Make an exact copy of each entry, leaving out every picture.

[Records that describe figures]:
....

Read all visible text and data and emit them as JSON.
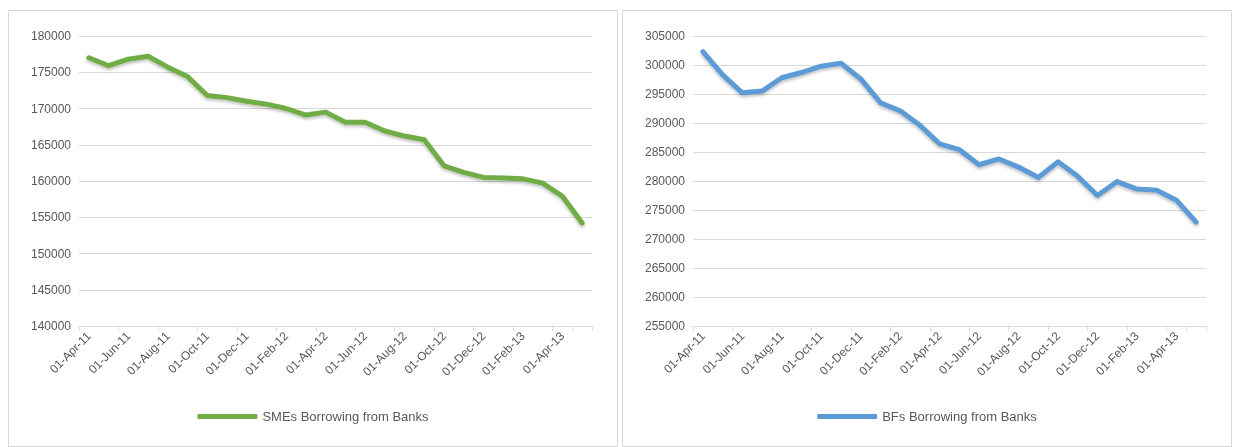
{
  "chart_data": [
    {
      "type": "line",
      "categories": [
        "01-Apr-11",
        null,
        "01-Jun-11",
        null,
        "01-Aug-11",
        null,
        "01-Oct-11",
        null,
        "01-Dec-11",
        null,
        "01-Feb-12",
        null,
        "01-Apr-12",
        null,
        "01-Jun-12",
        null,
        "01-Aug-12",
        null,
        "01-Oct-12",
        null,
        "01-Dec-12",
        null,
        "01-Feb-13",
        null,
        "01-Apr-13",
        null
      ],
      "series": [
        {
          "name": "SMEs Borrowing from Banks",
          "color": "#70ad47",
          "values": [
            177000,
            175900,
            176800,
            177200,
            175700,
            174400,
            171800,
            171500,
            171000,
            170600,
            170000,
            169100,
            169500,
            168100,
            168100,
            166900,
            166200,
            165700,
            162100,
            161200,
            160500,
            160400,
            160300,
            159700,
            157900,
            154200
          ]
        }
      ],
      "ylim": [
        140000,
        180000
      ],
      "yticks": [
        140000,
        145000,
        150000,
        155000,
        160000,
        165000,
        170000,
        175000,
        180000
      ],
      "grid": "y",
      "legend": "bottom",
      "marker": "none",
      "line_style": "solid"
    },
    {
      "type": "line",
      "categories": [
        "01-Apr-11",
        null,
        "01-Jun-11",
        null,
        "01-Aug-11",
        null,
        "01-Oct-11",
        null,
        "01-Dec-11",
        null,
        "01-Feb-12",
        null,
        "01-Apr-12",
        null,
        "01-Jun-12",
        null,
        "01-Aug-12",
        null,
        "01-Oct-12",
        null,
        "01-Dec-12",
        null,
        "01-Feb-13",
        null,
        "01-Apr-13",
        null
      ],
      "series": [
        {
          "name": "BFs Borrowing from Banks",
          "color": "#5b9bd5",
          "values": [
            302300,
            298300,
            295200,
            295500,
            297800,
            298700,
            299800,
            300300,
            297600,
            293500,
            292100,
            289600,
            286400,
            285400,
            282800,
            283800,
            282400,
            280600,
            283300,
            280800,
            277500,
            279900,
            278600,
            278400,
            276700,
            272900
          ]
        }
      ],
      "ylim": [
        255000,
        305000
      ],
      "yticks": [
        255000,
        260000,
        265000,
        270000,
        275000,
        280000,
        285000,
        290000,
        295000,
        300000,
        305000
      ],
      "grid": "y",
      "legend": "bottom",
      "marker": "none",
      "line_style": "solid"
    }
  ]
}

....

[WRITTEN ANSWER]:
Read all visible text and data and emit them as JSON.
{
  "chart_data": [
    {
      "type": "line",
      "categories": [
        "01-Apr-11",
        null,
        "01-Jun-11",
        null,
        "01-Aug-11",
        null,
        "01-Oct-11",
        null,
        "01-Dec-11",
        null,
        "01-Feb-12",
        null,
        "01-Apr-12",
        null,
        "01-Jun-12",
        null,
        "01-Aug-12",
        null,
        "01-Oct-12",
        null,
        "01-Dec-12",
        null,
        "01-Feb-13",
        null,
        "01-Apr-13",
        null
      ],
      "series": [
        {
          "name": "SMEs Borrowing from Banks",
          "color": "#70ad47",
          "values": [
            177000,
            175900,
            176800,
            177200,
            175700,
            174400,
            171800,
            171500,
            171000,
            170600,
            170000,
            169100,
            169500,
            168100,
            168100,
            166900,
            166200,
            165700,
            162100,
            161200,
            160500,
            160400,
            160300,
            159700,
            157900,
            154200
          ]
        }
      ],
      "ylim": [
        140000,
        180000
      ],
      "yticks": [
        140000,
        145000,
        150000,
        155000,
        160000,
        165000,
        170000,
        175000,
        180000
      ],
      "grid": "y",
      "legend": "bottom",
      "marker": "none",
      "line_style": "solid"
    },
    {
      "type": "line",
      "categories": [
        "01-Apr-11",
        null,
        "01-Jun-11",
        null,
        "01-Aug-11",
        null,
        "01-Oct-11",
        null,
        "01-Dec-11",
        null,
        "01-Feb-12",
        null,
        "01-Apr-12",
        null,
        "01-Jun-12",
        null,
        "01-Aug-12",
        null,
        "01-Oct-12",
        null,
        "01-Dec-12",
        null,
        "01-Feb-13",
        null,
        "01-Apr-13",
        null
      ],
      "series": [
        {
          "name": "BFs Borrowing from Banks",
          "color": "#5b9bd5",
          "values": [
            302300,
            298300,
            295200,
            295500,
            297800,
            298700,
            299800,
            300300,
            297600,
            293500,
            292100,
            289600,
            286400,
            285400,
            282800,
            283800,
            282400,
            280600,
            283300,
            280800,
            277500,
            279900,
            278600,
            278400,
            276700,
            272900
          ]
        }
      ],
      "ylim": [
        255000,
        305000
      ],
      "yticks": [
        255000,
        260000,
        265000,
        270000,
        275000,
        280000,
        285000,
        290000,
        295000,
        300000,
        305000
      ],
      "grid": "y",
      "legend": "bottom",
      "marker": "none",
      "line_style": "solid"
    }
  ]
}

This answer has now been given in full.